Look below. Copy each line that has "kommen" in it.

> [Data to process]:
* Start *

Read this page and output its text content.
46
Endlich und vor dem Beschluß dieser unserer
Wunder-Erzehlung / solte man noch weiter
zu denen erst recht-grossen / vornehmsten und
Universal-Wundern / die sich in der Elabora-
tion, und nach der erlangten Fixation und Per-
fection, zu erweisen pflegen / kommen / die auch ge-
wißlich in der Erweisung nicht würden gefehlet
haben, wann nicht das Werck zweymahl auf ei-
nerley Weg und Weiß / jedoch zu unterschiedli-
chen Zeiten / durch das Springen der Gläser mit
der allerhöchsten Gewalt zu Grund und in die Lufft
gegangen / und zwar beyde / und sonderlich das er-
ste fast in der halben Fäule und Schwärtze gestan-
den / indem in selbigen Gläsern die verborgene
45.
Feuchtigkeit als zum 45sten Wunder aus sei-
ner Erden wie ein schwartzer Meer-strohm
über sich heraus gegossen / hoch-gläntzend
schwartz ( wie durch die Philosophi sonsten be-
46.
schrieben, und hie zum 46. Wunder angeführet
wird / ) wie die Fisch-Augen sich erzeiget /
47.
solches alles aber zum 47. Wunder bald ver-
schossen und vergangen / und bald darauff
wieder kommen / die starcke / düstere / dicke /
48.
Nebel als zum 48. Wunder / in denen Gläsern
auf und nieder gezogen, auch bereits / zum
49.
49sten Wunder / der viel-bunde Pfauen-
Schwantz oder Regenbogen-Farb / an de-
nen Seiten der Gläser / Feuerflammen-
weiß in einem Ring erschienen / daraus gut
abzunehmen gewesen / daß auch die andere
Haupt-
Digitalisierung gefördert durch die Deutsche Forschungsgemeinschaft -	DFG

* End *

> [Response to this exercise]:
fection, zu erweisen pflegen / kommen / die auch ge-
wieder kommen / die starcke / düstere / dicke /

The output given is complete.